→ **Dataset**
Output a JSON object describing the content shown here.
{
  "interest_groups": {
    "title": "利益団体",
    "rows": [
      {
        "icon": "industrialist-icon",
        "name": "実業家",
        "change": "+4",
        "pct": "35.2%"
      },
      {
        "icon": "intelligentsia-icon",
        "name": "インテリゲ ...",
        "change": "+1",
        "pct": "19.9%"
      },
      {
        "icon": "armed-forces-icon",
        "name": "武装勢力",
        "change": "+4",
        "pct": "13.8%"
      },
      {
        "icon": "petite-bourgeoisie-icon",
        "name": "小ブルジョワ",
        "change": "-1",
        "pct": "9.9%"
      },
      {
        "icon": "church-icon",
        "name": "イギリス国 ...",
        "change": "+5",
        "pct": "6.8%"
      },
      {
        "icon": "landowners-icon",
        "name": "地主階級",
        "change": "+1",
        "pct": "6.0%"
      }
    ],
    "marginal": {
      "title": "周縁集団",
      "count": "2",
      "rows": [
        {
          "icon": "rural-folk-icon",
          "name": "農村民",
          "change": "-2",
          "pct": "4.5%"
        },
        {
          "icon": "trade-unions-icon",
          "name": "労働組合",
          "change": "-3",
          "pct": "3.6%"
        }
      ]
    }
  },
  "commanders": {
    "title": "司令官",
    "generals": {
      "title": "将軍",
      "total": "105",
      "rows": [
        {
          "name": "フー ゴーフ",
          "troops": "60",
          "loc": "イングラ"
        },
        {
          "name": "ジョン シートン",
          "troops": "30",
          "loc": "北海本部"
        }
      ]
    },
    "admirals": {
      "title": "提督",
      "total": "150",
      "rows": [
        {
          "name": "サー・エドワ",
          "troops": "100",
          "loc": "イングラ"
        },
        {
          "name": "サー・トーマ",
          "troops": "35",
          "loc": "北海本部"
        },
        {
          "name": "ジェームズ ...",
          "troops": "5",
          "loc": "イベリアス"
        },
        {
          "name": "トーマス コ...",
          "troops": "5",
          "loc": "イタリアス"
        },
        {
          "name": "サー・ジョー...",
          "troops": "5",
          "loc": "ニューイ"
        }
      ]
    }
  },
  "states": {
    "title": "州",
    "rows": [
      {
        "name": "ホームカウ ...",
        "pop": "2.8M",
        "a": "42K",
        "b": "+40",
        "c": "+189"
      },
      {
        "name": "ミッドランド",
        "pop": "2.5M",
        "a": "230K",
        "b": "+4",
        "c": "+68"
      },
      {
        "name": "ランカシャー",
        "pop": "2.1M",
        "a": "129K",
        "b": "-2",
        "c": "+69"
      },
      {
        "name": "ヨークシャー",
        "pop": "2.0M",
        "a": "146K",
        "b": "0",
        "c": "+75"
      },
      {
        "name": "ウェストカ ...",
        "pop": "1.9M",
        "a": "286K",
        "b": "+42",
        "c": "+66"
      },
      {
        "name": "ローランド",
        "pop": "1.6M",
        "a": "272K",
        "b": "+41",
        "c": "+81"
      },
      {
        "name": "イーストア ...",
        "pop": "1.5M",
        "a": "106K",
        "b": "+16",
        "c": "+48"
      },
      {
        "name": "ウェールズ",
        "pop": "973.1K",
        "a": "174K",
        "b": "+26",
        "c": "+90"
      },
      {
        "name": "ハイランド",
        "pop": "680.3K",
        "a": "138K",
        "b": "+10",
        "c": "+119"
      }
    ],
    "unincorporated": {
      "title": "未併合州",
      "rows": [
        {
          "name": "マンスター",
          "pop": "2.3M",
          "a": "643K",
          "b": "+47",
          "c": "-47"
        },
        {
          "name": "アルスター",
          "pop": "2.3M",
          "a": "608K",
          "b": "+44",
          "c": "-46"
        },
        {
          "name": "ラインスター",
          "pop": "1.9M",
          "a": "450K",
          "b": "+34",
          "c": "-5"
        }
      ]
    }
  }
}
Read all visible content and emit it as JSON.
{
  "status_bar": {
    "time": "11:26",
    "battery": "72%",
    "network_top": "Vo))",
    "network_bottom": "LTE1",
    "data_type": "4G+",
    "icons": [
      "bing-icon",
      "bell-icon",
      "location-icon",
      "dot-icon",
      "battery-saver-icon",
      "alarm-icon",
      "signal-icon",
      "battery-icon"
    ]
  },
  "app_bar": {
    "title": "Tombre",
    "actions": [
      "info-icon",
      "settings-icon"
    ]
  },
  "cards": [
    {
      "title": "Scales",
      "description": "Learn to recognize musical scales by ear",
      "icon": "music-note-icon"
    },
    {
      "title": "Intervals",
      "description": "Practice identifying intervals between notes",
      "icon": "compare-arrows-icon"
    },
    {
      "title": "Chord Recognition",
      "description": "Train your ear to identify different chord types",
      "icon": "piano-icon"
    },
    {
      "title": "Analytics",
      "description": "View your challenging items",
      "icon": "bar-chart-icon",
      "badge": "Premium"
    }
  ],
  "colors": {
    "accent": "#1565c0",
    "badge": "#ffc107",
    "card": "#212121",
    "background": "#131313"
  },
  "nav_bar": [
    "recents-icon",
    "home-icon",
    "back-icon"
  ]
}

→ **Set task**
Using the listing above, show every line that includes the string "change".

→ **Solution to this exercise**
        "change": "+4",
        "change": "+1",
        "change": "+4",
        "change": "-1",
        "change": "+5",
        "change": "+1",
          "change": "-2",
          "change": "-3",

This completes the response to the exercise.